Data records
— START —
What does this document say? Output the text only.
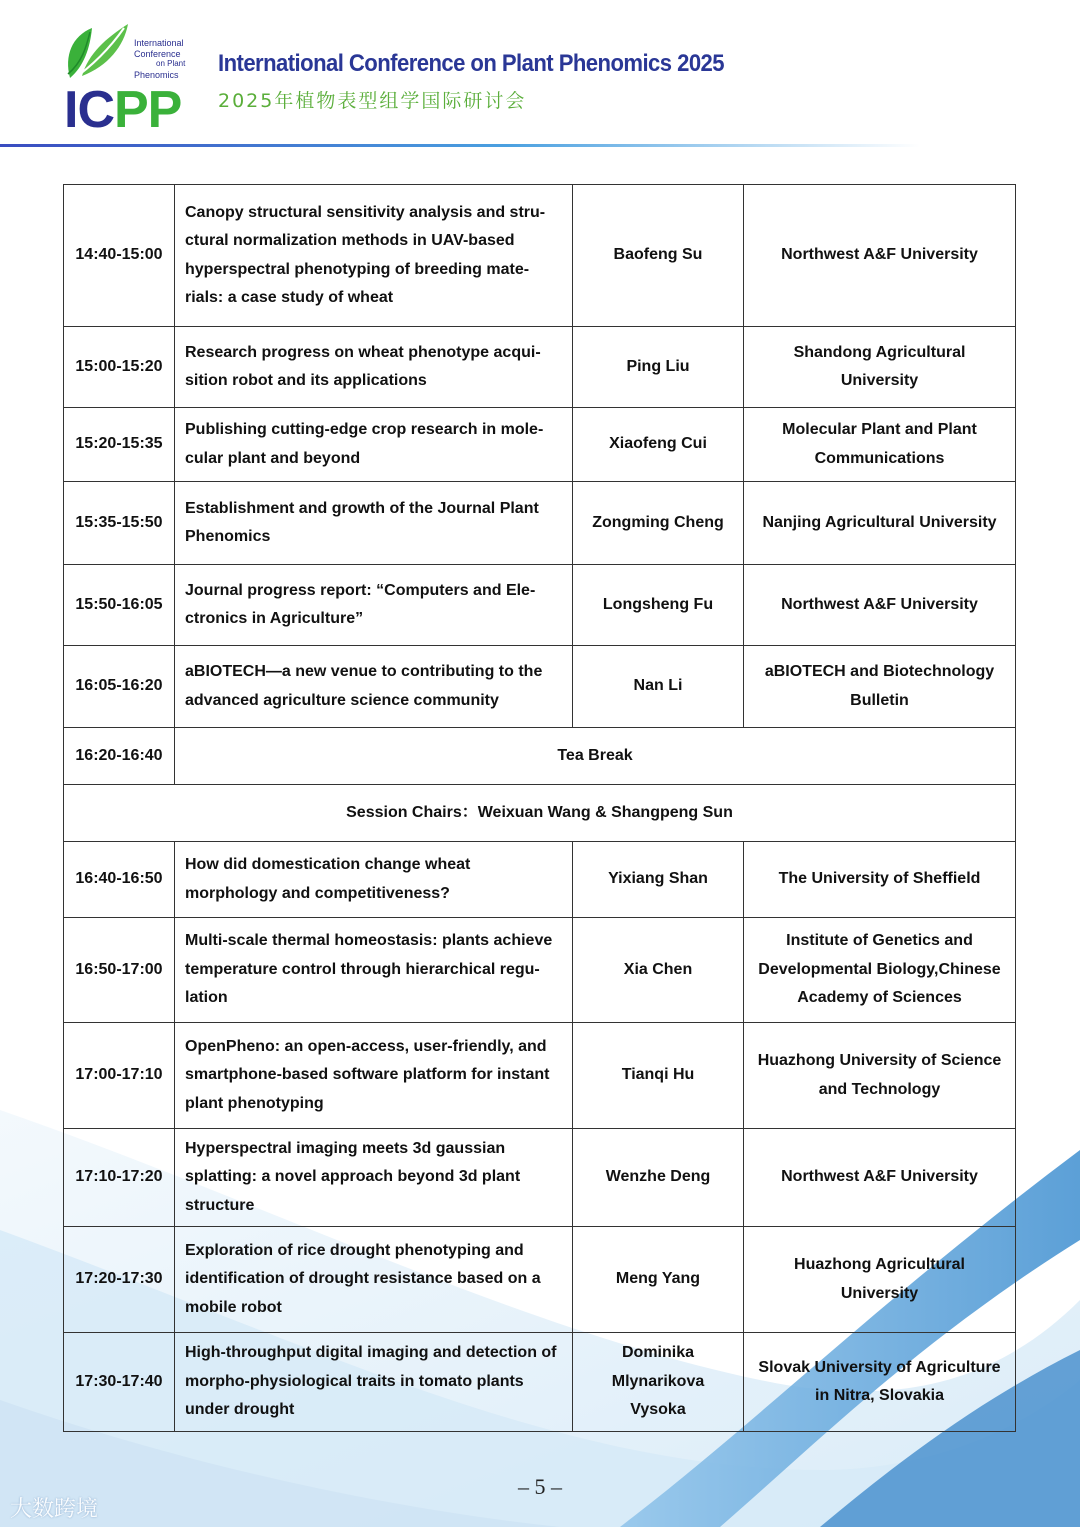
International
Conference
on Plant
Phenomics
ICPP
International Conference on Plant Phenomics 2025
2025年植物表型组学国际研讨会
14:40-15:00	Canopy structural sensitivity analysis and stru-ctural normalization methods in UAV-based hyperspectral phenotyping of breeding mate-rials: a case study of wheat	Baofeng Su	Northwest A&F University
15:00-15:20	Research progress on wheat phenotype acqui-sition robot and its applications	Ping Liu	Shandong Agricultural University
15:20-15:35	Publishing cutting-edge crop research in mole-cular plant and beyond	Xiaofeng Cui	Molecular Plant and Plant Communications
15:35-15:50	Establishment and growth of the Journal Plant Phenomics	Zongming Cheng	Nanjing Agricultural University
15:50-16:05	Journal progress report: “Computers and Ele-ctronics in Agriculture”	Longsheng Fu	Northwest A&F University
16:05-16:20	aBIOTECH—a new venue to contributing to the advanced agriculture science community	Nan Li	aBIOTECH and Biotechnology Bulletin
16:20-16:40	Tea Break		
Session Chairs：Weixuan Wang & Shangpeng Sun			
16:40-16:50	How did domestication change wheat morphology and competitiveness?	Yixiang Shan	The University of Sheffield
16:50-17:00	Multi-scale thermal homeostasis: plants achieve temperature control through hierarchical regu-lation	Xia Chen	Institute of Genetics and Developmental Biology,Chinese Academy of Sciences
17:00-17:10	OpenPheno: an open-access, user-friendly, and smartphone-based software platform for instant plant phenotyping	Tianqi Hu	Huazhong University of Science and Technology
17:10-17:20	Hyperspectral imaging meets 3d gaussian splatting: a novel approach beyond 3d plant structure	Wenzhe Deng	Northwest A&F University
17:20-17:30	Exploration of rice drought phenotyping and identification of drought resistance based on a mobile robot	Meng Yang	Huazhong Agricultural University
17:30-17:40	High-throughput digital imaging and detection of morpho-physiological traits in tomato plants under drought	Dominika Mlynarikova Vysoka	Slovak University of Agriculture in Nitra, Slovakia
– 5 –
大数跨境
— END —
# [PROBLEM REQUIREMENTS]
Repeat the material above in full and unchanged, minus its images.

# [WRITTEN REPLY]
What does this document say? Output the text only.
International
Conference
on Plant
Phenomics
ICPP
International Conference on Plant Phenomics 2025
2025年植物表型组学国际研讨会
14:40-15:00	Canopy structural sensitivity analysis and stru-ctural normalization methods in UAV-based hyperspectral phenotyping of breeding mate-rials: a case study of wheat	Baofeng Su	Northwest A&F University
15:00-15:20	Research progress on wheat phenotype acqui-sition robot and its applications	Ping Liu	Shandong Agricultural University
15:20-15:35	Publishing cutting-edge crop research in mole-cular plant and beyond	Xiaofeng Cui	Molecular Plant and Plant Communications
15:35-15:50	Establishment and growth of the Journal Plant Phenomics	Zongming Cheng	Nanjing Agricultural University
15:50-16:05	Journal progress report: “Computers and Ele-ctronics in Agriculture”	Longsheng Fu	Northwest A&F University
16:05-16:20	aBIOTECH—a new venue to contributing to the advanced agriculture science community	Nan Li	aBIOTECH and Biotechnology Bulletin
16:20-16:40	Tea Break		
Session Chairs：Weixuan Wang & Shangpeng Sun			
16:40-16:50	How did domestication change wheat morphology and competitiveness?	Yixiang Shan	The University of Sheffield
16:50-17:00	Multi-scale thermal homeostasis: plants achieve temperature control through hierarchical regu-lation	Xia Chen	Institute of Genetics and Developmental Biology,Chinese Academy of Sciences
17:00-17:10	OpenPheno: an open-access, user-friendly, and smartphone-based software platform for instant plant phenotyping	Tianqi Hu	Huazhong University of Science and Technology
17:10-17:20	Hyperspectral imaging meets 3d gaussian splatting: a novel approach beyond 3d plant structure	Wenzhe Deng	Northwest A&F University
17:20-17:30	Exploration of rice drought phenotyping and identification of drought resistance based on a mobile robot	Meng Yang	Huazhong Agricultural University
17:30-17:40	High-throughput digital imaging and detection of morpho-physiological traits in tomato plants under drought	Dominika Mlynarikova Vysoka	Slovak University of Agriculture in Nitra, Slovakia
– 5 –
大数跨境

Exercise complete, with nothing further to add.